*WRITTEN INSTRUCTION:* Print the entries that appear below, exactly as written and without their pictures.

(Records from a dataset)
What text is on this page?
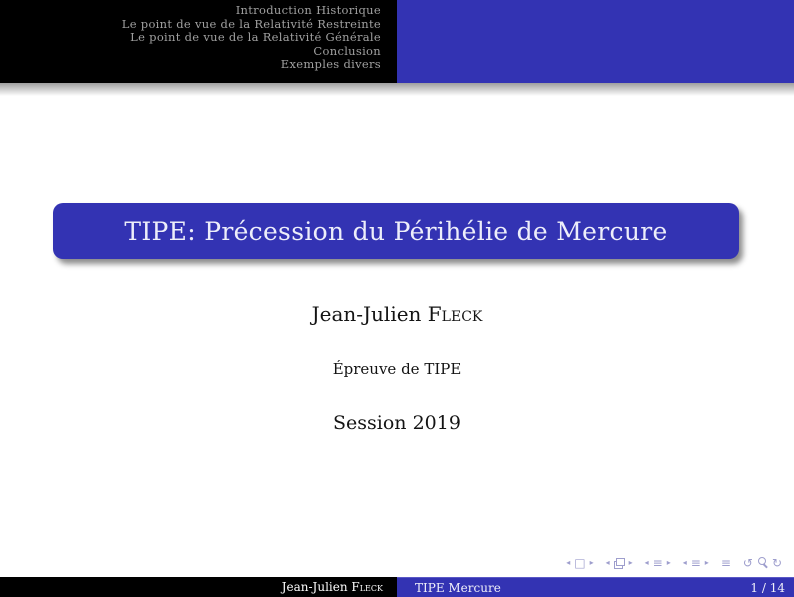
Introduction Historique
Le point de vue de la Relativité Restreinte
Le point de vue de la Relativité Générale
Conclusion
Exemples divers
TIPE: Précession du Périhélie de Mercure
Jean-Julien Fleck
Épreuve de TIPE
Session 2019
◂ □ ▸ ◂ ▸ ◂ ≡ ▸ ◂ ≡ ▸ ≡ ↺ ↻
Jean-Julien
Fleck	TIPE Mercure	1 / 14
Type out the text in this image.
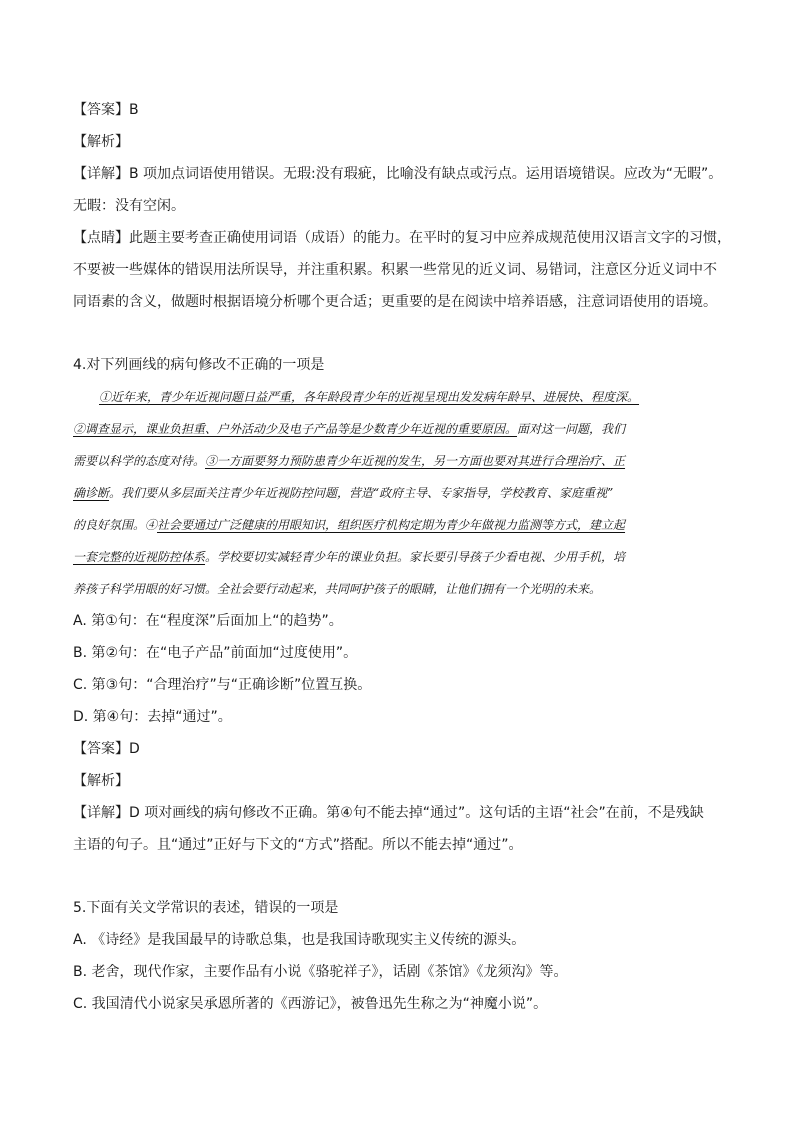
【答案】B
【解析】
【详解】B 项加点词语使用错误。无瑕:没有瑕疵，比喻没有缺点或污点。运用语境错误。应改为“无暇”。
无暇：没有空闲。
【点睛】此题主要考查正确使用词语（成语）的能力。在平时的复习中应养成规范使用汉语言文字的习惯，
不要被一些媒体的错误用法所误导，并注重积累。积累一些常见的近义词、易错词，注意区分近义词中不
同语素的含义，做题时根据语境分析哪个更合适；更重要的是在阅读中培养语感，注意词语使用的语境。
4.对下列画线的病句修改不正确的一项是
①近年来，青少年近视问题日益严重，各年龄段青少年的近视呈现出发发病年龄早、进展快、程度深。
②调查显示，课业负担重、户外活动少及电子产品等是少数青少年近视的重要原因。面对这一问题，我们
需要以科学的态度对待。③一方面要努力预防患青少年近视的发生，另一方面也要对其进行合理治疗、正
确诊断。我们要从多层面关注青少年近视防控问题，营造“政府主导、专家指导，学校教育、家庭重视”
的良好氛围。④社会要通过广泛健康的用眼知识，组织医疗机构定期为青少年做视力监测等方式，建立起
一套完整的近视防控体系。学校要切实减轻青少年的课业负担。家长要引导孩子少看电视、少用手机，培
养孩子科学用眼的好习惯。全社会要行动起来，共同呵护孩子的眼睛，让他们拥有一个光明的未来。
A. 第①句：在“程度深”后面加上“的趋势”。
B. 第②句：在“电子产品”前面加“过度使用”。
C. 第③句：“合理治疗”与“正确诊断”位置互换。
D. 第④句：去掉“通过”。
【答案】D
【解析】
【详解】D 项对画线的病句修改不正确。第④句不能去掉“通过”。这句话的主语“社会”在前，不是残缺
主语的句子。且“通过”正好与下文的“方式”搭配。所以不能去掉“通过”。
5.下面有关文学常识的表述，错误的一项是
A. 《诗经》是我国最早的诗歌总集，也是我国诗歌现实主义传统的源头。
B. 老舍，现代作家，主要作品有小说《骆驼祥子》，话剧《茶馆》《龙须沟》等。
C. 我国清代小说家吴承恩所著的《西游记》，被鲁迅先生称之为“神魔小说”。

*THE RESPONSE:*
What text is on this page?
Introduction Historique
Le point de vue de la Relativité Restreinte
Le point de vue de la Relativité Générale
Conclusion
Exemples divers
TIPE: Précession du Périhélie de Mercure
Jean-Julien Fleck
Épreuve de TIPE
Session 2019
◂ □ ▸ ◂ ▸ ◂ ≡ ▸ ◂ ≡ ▸ ≡ ↺ ↻
Jean-Julien
Fleck	TIPE Mercure	1 / 14
Type out the text in this image.
【答案】B
【解析】
【详解】B 项加点词语使用错误。无瑕:没有瑕疵，比喻没有缺点或污点。运用语境错误。应改为“无暇”。
无暇：没有空闲。
【点睛】此题主要考查正确使用词语（成语）的能力。在平时的复习中应养成规范使用汉语言文字的习惯，
不要被一些媒体的错误用法所误导，并注重积累。积累一些常见的近义词、易错词，注意区分近义词中不
同语素的含义，做题时根据语境分析哪个更合适；更重要的是在阅读中培养语感，注意词语使用的语境。
4.对下列画线的病句修改不正确的一项是
①近年来，青少年近视问题日益严重，各年龄段青少年的近视呈现出发发病年龄早、进展快、程度深。
②调查显示，课业负担重、户外活动少及电子产品等是少数青少年近视的重要原因。面对这一问题，我们
需要以科学的态度对待。③一方面要努力预防患青少年近视的发生，另一方面也要对其进行合理治疗、正
确诊断。我们要从多层面关注青少年近视防控问题，营造“政府主导、专家指导，学校教育、家庭重视”
的良好氛围。④社会要通过广泛健康的用眼知识，组织医疗机构定期为青少年做视力监测等方式，建立起
一套完整的近视防控体系。学校要切实减轻青少年的课业负担。家长要引导孩子少看电视、少用手机，培
养孩子科学用眼的好习惯。全社会要行动起来，共同呵护孩子的眼睛，让他们拥有一个光明的未来。
A. 第①句：在“程度深”后面加上“的趋势”。
B. 第②句：在“电子产品”前面加“过度使用”。
C. 第③句：“合理治疗”与“正确诊断”位置互换。
D. 第④句：去掉“通过”。
【答案】D
【解析】
【详解】D 项对画线的病句修改不正确。第④句不能去掉“通过”。这句话的主语“社会”在前，不是残缺
主语的句子。且“通过”正好与下文的“方式”搭配。所以不能去掉“通过”。
5.下面有关文学常识的表述，错误的一项是
A. 《诗经》是我国最早的诗歌总集，也是我国诗歌现实主义传统的源头。
B. 老舍，现代作家，主要作品有小说《骆驼祥子》，话剧《茶馆》《龙须沟》等。
C. 我国清代小说家吴承恩所著的《西游记》，被鲁迅先生称之为“神魔小说”。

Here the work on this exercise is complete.